Task prompt: Please repeat the passage on heat-storing north walls in greenhouses word for word.

---------- Excerpted passage ----------

In a study, Santamouris studied that the thermal performance of several heat storing north walls in greenhouses and argued that it could reduce heating demand around 35–50% which depends on the type of greenhouses and its location [13]. Gupta and Tiwari in 2005 investigated on the effect of several type of north wall material such as brick, concrete, and mud and concluded that the effect concrete wall has higher energy saving than other materials [14]. Also, Ghasemi et al. studied on energy saving capacity of the north wall constructed with brick and covered by concrete in different greenhouse size in Iran and claimed that application of a brick north wall in average size greenhouse could improve energy consumption up to 13.4% [15].

---------- Records provided ----------

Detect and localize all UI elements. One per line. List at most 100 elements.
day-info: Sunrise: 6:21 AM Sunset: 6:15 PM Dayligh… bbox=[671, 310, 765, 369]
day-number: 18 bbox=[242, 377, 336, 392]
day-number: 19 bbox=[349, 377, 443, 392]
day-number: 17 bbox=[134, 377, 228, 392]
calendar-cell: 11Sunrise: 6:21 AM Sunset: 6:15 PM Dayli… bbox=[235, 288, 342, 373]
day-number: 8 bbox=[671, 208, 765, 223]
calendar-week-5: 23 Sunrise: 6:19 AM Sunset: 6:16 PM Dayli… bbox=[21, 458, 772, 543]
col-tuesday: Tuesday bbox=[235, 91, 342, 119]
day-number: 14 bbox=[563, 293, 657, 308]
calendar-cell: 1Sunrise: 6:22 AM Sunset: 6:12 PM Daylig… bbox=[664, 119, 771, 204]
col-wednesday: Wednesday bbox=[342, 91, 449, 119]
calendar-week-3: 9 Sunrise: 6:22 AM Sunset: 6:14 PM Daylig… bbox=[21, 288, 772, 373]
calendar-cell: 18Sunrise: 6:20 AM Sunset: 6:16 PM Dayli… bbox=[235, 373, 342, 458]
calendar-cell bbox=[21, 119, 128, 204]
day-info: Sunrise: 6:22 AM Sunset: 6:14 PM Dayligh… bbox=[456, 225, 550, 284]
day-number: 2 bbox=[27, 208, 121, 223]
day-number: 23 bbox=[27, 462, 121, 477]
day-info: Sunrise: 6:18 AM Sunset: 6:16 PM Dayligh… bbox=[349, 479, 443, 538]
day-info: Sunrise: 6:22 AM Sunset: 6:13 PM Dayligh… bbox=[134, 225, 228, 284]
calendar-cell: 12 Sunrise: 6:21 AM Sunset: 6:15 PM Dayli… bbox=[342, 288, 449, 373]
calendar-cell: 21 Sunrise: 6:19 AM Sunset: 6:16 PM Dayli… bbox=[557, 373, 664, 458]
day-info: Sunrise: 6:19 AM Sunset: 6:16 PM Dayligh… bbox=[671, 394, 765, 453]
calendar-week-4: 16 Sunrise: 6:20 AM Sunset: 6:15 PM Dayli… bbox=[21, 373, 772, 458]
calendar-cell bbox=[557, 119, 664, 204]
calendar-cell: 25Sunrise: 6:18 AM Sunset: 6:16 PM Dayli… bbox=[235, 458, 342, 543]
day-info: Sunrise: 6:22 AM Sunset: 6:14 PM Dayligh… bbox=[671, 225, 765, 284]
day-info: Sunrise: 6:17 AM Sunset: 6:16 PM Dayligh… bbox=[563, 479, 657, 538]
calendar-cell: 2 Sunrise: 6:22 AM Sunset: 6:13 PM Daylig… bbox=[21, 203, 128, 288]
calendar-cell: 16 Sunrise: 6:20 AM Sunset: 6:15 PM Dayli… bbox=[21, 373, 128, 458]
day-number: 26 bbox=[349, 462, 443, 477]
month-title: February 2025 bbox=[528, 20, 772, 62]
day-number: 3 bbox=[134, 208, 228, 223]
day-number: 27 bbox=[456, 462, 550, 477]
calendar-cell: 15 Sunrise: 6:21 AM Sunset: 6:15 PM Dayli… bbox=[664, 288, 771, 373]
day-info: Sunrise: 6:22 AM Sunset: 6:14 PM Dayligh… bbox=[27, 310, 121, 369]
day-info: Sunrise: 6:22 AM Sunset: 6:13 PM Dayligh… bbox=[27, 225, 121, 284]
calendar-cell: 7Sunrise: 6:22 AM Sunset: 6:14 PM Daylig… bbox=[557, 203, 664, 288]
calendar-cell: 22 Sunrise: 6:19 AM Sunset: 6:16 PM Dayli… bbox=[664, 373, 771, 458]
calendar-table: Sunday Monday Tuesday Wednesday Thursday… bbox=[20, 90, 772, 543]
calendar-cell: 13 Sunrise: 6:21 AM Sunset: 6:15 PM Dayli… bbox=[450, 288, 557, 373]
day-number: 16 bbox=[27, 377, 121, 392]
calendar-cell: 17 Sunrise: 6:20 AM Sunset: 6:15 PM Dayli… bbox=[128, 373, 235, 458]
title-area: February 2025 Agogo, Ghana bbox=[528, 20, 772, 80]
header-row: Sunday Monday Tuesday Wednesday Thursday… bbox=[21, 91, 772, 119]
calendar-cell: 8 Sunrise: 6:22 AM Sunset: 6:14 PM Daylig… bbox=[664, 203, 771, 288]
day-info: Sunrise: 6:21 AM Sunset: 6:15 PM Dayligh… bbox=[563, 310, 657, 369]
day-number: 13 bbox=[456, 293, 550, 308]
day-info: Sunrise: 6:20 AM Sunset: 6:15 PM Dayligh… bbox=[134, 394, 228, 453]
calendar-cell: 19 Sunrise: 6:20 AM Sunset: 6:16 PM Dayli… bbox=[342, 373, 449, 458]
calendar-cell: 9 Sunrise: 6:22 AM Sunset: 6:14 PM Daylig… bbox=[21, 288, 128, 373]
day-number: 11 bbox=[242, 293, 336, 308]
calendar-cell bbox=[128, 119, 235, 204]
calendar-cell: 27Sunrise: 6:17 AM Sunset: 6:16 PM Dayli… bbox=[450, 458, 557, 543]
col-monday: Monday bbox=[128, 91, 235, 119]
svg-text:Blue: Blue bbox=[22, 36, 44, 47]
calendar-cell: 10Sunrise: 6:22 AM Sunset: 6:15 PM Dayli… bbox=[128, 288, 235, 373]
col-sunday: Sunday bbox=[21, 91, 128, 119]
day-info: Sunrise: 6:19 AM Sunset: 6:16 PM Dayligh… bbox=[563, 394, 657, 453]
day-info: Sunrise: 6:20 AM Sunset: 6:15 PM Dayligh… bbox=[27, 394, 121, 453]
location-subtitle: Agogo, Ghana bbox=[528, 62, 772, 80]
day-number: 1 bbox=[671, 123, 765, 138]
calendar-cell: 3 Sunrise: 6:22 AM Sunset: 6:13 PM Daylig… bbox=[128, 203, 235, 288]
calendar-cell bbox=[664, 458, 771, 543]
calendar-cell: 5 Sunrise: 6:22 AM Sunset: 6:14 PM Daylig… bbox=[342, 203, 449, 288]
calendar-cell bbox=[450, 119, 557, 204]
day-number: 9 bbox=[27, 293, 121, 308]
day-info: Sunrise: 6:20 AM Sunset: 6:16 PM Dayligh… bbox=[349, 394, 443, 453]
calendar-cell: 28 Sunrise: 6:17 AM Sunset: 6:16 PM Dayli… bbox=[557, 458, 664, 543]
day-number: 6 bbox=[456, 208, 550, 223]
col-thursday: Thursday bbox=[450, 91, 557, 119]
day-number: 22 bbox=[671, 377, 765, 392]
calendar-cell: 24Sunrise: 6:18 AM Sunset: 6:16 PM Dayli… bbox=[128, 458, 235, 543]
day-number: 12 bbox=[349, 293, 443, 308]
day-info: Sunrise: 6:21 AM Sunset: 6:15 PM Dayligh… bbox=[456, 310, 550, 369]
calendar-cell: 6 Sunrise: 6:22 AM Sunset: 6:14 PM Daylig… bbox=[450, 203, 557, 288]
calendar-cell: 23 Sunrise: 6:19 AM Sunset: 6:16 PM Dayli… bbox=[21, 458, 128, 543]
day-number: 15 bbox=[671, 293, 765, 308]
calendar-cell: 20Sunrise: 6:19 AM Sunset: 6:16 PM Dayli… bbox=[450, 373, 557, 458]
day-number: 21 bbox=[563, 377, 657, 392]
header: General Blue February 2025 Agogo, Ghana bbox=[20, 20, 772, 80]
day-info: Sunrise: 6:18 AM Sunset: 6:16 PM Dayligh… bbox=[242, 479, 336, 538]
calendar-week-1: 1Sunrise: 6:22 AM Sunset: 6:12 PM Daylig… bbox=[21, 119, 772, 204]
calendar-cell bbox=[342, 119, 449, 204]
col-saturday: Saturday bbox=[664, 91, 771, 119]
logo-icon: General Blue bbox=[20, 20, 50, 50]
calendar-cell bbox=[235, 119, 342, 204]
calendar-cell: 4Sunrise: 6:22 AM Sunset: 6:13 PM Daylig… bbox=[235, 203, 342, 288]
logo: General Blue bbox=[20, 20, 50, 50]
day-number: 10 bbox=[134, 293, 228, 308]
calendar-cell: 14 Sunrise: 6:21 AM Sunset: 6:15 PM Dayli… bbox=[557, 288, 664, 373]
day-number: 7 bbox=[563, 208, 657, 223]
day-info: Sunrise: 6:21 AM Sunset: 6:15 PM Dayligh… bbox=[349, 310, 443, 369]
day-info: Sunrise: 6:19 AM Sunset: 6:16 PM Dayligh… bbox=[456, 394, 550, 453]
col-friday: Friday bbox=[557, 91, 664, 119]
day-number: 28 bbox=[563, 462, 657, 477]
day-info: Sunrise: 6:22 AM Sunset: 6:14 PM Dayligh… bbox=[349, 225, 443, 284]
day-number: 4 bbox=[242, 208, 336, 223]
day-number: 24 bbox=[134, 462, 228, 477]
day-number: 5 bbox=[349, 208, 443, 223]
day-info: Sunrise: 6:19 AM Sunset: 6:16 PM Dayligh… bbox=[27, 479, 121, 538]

----------

Task result:
In a study, Santamouris studied that the thermal performance of several heat storing north walls in greenhouses and argued that it could reduce heating demand around 35–50% which depends on the type of greenhouses and its location [13]. Gupta and Tiwari in 2005 investigated on the effect of several type of north wall material such as brick, concrete, and mud and concluded that the effect concrete wall has higher energy saving than other materials [14]. Also, Ghasemi et al. studied on energy saving capacity of the north wall constructed with brick and covered by concrete in different greenhouse size in Iran and claimed that application of a brick north wall in average size greenhouse could improve energy consumption up to 13.4% [15].